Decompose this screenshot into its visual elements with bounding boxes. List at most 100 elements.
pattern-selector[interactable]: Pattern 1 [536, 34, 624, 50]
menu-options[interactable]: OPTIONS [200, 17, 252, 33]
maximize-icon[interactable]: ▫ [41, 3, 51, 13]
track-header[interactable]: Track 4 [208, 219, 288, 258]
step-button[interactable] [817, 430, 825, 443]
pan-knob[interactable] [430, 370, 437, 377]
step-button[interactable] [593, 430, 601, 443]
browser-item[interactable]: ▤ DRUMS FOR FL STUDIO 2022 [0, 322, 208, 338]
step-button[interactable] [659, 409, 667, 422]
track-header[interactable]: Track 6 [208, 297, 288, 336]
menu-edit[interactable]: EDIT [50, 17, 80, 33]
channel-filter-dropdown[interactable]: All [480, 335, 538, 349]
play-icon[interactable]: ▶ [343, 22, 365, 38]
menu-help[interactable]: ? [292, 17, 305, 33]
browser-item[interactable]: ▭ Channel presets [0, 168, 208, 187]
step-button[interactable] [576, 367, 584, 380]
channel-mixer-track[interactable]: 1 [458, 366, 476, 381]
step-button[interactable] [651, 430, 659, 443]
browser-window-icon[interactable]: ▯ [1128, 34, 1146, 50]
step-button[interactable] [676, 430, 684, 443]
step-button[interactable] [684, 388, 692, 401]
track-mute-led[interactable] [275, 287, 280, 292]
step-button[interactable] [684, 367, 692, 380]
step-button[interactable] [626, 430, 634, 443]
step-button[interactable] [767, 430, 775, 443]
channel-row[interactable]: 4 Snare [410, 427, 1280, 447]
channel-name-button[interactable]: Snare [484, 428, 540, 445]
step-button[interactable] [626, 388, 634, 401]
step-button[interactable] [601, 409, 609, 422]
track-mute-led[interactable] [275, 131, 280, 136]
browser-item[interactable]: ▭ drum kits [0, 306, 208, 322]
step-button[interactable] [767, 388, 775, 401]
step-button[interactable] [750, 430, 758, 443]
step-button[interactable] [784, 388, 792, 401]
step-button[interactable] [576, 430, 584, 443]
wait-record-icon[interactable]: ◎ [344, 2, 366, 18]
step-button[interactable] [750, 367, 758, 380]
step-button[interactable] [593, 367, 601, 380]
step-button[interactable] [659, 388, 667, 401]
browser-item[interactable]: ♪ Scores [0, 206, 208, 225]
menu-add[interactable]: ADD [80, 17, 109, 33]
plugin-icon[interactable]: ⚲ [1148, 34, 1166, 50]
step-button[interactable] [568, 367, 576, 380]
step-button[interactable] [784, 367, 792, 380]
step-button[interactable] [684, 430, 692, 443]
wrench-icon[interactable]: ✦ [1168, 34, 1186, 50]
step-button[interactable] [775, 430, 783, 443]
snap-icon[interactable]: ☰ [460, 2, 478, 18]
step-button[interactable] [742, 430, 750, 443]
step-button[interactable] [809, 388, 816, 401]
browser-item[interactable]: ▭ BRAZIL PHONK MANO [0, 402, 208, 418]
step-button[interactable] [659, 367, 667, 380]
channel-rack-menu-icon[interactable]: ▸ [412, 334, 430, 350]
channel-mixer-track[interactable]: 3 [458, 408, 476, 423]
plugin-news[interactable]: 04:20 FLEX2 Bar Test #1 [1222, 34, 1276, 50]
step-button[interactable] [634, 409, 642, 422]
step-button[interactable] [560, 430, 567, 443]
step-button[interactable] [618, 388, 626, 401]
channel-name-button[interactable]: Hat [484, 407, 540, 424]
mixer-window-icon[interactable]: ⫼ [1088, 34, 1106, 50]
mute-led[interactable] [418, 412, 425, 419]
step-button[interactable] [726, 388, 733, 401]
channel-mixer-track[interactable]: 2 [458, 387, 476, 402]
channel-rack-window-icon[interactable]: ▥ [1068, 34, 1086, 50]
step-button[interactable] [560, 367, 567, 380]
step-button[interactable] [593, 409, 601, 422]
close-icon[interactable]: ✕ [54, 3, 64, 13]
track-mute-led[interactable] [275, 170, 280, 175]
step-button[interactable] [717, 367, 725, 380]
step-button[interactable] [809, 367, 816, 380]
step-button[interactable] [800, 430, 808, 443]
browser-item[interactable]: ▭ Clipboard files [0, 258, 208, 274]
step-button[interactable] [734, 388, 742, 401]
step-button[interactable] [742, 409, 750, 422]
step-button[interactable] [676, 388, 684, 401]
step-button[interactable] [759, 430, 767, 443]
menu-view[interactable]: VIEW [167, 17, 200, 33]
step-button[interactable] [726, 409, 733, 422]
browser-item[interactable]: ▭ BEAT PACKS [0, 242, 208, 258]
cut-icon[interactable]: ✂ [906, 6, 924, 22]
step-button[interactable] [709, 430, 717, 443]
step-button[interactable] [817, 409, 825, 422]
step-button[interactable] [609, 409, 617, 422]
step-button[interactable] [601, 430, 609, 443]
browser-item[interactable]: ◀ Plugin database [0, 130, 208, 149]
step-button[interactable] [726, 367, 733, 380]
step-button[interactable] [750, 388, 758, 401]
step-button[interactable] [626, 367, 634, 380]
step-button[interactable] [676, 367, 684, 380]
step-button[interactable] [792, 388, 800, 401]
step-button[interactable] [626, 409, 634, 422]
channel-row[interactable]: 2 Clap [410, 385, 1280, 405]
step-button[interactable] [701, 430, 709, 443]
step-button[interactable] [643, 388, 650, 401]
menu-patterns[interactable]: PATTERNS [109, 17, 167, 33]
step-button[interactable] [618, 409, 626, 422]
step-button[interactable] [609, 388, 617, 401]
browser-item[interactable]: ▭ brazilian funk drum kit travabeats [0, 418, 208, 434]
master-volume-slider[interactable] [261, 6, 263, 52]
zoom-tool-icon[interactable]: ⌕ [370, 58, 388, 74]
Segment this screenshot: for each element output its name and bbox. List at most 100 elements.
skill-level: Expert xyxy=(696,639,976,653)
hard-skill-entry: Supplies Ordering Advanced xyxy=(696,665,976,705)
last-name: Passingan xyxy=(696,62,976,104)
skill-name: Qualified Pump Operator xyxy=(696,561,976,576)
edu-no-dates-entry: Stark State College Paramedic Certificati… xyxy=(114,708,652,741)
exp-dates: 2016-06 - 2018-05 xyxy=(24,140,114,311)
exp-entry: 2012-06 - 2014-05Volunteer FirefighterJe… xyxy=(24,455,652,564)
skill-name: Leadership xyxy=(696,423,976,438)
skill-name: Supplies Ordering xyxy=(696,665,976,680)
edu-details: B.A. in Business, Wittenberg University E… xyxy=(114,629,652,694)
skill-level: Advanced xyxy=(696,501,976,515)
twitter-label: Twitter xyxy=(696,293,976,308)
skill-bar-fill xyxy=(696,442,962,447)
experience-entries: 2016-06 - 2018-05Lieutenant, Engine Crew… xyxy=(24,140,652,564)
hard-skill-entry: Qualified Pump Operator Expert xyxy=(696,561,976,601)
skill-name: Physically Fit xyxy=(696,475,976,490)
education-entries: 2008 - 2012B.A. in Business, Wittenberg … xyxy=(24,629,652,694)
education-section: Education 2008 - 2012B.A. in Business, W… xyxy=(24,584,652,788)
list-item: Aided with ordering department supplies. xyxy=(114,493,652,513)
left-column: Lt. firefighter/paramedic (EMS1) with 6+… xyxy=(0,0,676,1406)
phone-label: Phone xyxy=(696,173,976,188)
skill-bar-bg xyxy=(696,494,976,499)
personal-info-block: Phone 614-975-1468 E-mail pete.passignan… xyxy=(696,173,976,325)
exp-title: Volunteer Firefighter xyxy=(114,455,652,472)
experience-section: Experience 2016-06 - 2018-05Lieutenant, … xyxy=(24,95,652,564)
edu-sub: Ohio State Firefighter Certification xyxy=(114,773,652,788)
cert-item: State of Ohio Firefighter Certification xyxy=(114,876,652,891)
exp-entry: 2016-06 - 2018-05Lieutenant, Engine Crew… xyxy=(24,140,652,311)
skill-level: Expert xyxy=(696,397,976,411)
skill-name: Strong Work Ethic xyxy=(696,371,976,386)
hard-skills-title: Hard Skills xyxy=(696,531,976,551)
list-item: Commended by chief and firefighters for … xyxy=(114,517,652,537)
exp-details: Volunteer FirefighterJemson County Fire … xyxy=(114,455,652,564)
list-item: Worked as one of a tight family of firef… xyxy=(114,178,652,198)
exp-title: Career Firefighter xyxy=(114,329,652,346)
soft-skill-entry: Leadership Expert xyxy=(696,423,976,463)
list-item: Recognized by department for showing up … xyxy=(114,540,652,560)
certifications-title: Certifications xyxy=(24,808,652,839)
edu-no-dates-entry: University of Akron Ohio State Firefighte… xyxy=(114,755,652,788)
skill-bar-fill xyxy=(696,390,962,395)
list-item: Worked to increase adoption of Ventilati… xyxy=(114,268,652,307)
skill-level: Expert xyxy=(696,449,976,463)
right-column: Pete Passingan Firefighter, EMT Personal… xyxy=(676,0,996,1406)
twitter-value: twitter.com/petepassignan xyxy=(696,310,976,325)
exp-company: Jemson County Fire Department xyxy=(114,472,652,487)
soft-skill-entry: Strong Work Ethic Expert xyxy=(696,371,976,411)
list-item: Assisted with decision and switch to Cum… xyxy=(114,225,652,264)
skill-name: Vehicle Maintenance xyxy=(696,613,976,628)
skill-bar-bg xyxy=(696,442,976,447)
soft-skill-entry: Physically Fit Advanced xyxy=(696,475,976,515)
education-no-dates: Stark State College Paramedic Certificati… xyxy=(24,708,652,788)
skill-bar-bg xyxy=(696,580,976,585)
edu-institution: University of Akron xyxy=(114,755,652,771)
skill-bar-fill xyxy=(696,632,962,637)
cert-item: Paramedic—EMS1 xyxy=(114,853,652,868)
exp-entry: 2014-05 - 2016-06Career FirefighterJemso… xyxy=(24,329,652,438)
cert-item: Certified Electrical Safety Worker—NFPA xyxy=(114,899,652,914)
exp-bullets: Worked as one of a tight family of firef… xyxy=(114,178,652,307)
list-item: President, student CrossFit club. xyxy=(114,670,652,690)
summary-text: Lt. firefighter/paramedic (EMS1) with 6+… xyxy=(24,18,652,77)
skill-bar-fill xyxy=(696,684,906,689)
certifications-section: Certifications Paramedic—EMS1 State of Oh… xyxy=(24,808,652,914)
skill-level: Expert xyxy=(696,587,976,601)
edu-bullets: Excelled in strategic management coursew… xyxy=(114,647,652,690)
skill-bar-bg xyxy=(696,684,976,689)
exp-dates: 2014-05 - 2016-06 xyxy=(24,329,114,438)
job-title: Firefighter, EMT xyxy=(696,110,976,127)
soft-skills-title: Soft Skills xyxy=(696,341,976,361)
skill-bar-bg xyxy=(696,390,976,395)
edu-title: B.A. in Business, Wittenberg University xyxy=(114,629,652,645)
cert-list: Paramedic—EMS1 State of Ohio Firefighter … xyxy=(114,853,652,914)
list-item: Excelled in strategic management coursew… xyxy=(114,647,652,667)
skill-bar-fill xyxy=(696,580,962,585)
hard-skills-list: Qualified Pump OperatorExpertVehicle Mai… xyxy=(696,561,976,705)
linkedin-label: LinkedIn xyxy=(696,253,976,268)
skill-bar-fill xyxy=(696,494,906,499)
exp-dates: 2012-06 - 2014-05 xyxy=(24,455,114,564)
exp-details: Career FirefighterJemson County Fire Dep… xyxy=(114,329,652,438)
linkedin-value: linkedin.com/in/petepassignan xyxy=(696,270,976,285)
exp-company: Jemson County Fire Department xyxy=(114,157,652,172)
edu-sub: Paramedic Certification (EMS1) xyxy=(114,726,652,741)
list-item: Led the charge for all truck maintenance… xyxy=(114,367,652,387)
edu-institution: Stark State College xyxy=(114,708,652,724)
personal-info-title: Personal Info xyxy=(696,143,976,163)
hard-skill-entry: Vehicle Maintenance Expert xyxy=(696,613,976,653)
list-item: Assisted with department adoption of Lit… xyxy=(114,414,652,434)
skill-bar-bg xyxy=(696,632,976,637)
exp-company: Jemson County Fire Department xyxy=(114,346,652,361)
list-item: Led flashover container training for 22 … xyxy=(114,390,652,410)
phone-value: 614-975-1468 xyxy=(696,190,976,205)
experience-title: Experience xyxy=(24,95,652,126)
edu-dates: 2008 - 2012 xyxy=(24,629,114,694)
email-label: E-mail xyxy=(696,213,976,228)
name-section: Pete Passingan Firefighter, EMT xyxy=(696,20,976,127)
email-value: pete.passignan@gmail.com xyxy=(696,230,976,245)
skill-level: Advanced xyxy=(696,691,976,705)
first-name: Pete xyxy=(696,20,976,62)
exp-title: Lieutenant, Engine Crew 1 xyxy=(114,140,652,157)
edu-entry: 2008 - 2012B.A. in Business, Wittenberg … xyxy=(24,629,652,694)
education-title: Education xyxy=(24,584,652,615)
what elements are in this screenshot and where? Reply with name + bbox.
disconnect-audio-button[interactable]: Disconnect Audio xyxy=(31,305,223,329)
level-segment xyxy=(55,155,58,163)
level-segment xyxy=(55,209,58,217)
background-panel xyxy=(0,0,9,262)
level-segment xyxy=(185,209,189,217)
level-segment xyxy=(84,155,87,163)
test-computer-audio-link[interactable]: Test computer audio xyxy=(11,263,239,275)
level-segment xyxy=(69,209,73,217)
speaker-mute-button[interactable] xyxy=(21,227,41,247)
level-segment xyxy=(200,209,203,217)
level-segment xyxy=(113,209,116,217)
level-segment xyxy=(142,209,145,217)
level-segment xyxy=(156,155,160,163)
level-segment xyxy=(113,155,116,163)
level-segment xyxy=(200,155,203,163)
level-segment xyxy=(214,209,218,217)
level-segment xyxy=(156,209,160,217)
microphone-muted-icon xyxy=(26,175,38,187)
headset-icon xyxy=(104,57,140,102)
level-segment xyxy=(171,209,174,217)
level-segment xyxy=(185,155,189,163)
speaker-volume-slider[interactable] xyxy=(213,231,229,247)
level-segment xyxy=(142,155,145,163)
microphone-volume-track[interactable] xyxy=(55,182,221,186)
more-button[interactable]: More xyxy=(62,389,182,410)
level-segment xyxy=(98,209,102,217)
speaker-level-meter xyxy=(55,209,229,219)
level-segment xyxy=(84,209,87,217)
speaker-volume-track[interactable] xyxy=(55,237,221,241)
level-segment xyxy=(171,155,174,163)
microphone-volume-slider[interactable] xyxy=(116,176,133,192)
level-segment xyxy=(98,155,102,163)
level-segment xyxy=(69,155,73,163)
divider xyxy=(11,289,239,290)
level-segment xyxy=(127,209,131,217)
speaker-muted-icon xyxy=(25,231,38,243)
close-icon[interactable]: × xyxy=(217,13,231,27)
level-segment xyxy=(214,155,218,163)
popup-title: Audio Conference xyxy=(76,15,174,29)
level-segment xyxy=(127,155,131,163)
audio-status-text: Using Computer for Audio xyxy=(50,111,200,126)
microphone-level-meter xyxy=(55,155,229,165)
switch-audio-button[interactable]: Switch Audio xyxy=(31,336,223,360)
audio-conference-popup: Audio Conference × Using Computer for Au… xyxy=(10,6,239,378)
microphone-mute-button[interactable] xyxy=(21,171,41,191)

☆ ☆ ☆ ☆ ☆

▸ WORK TO BE COMPLETED
Copy the rows word for word, from the very first line through the line that contains "step-button[interactable] [784, 367, 792, 380]".

▸ RESPONSE FOR THIS EXERCISE
Decompose this screenshot into its visual elements with bounding boxes. List at most 100 elements.
pattern-selector[interactable]: Pattern 1 [536, 34, 624, 50]
menu-options[interactable]: OPTIONS [200, 17, 252, 33]
maximize-icon[interactable]: ▫ [41, 3, 51, 13]
track-header[interactable]: Track 4 [208, 219, 288, 258]
step-button[interactable] [817, 430, 825, 443]
pan-knob[interactable] [430, 370, 437, 377]
step-button[interactable] [593, 430, 601, 443]
browser-item[interactable]: ▤ DRUMS FOR FL STUDIO 2022 [0, 322, 208, 338]
step-button[interactable] [659, 409, 667, 422]
track-header[interactable]: Track 6 [208, 297, 288, 336]
menu-edit[interactable]: EDIT [50, 17, 80, 33]
channel-filter-dropdown[interactable]: All [480, 335, 538, 349]
play-icon[interactable]: ▶ [343, 22, 365, 38]
menu-help[interactable]: ? [292, 17, 305, 33]
browser-item[interactable]: ▭ Channel presets [0, 168, 208, 187]
step-button[interactable] [576, 367, 584, 380]
channel-mixer-track[interactable]: 1 [458, 366, 476, 381]
step-button[interactable] [651, 430, 659, 443]
browser-window-icon[interactable]: ▯ [1128, 34, 1146, 50]
step-button[interactable] [676, 430, 684, 443]
step-button[interactable] [684, 388, 692, 401]
track-mute-led[interactable] [275, 287, 280, 292]
step-button[interactable] [684, 367, 692, 380]
step-button[interactable] [626, 430, 634, 443]
step-button[interactable] [767, 430, 775, 443]
channel-row[interactable]: 4 Snare [410, 427, 1280, 447]
channel-name-button[interactable]: Snare [484, 428, 540, 445]
step-button[interactable] [626, 388, 634, 401]
step-button[interactable] [601, 409, 609, 422]
track-mute-led[interactable] [275, 131, 280, 136]
browser-item[interactable]: ▭ drum kits [0, 306, 208, 322]
step-button[interactable] [767, 388, 775, 401]
step-button[interactable] [750, 430, 758, 443]
step-button[interactable] [784, 388, 792, 401]
step-button[interactable] [576, 430, 584, 443]
wait-record-icon[interactable]: ◎ [344, 2, 366, 18]
step-button[interactable] [750, 367, 758, 380]
step-button[interactable] [593, 367, 601, 380]
step-button[interactable] [659, 388, 667, 401]
browser-item[interactable]: ♪ Scores [0, 206, 208, 225]
menu-add[interactable]: ADD [80, 17, 109, 33]
plugin-icon[interactable]: ⚲ [1148, 34, 1166, 50]
step-button[interactable] [568, 367, 576, 380]
step-button[interactable] [784, 367, 792, 380]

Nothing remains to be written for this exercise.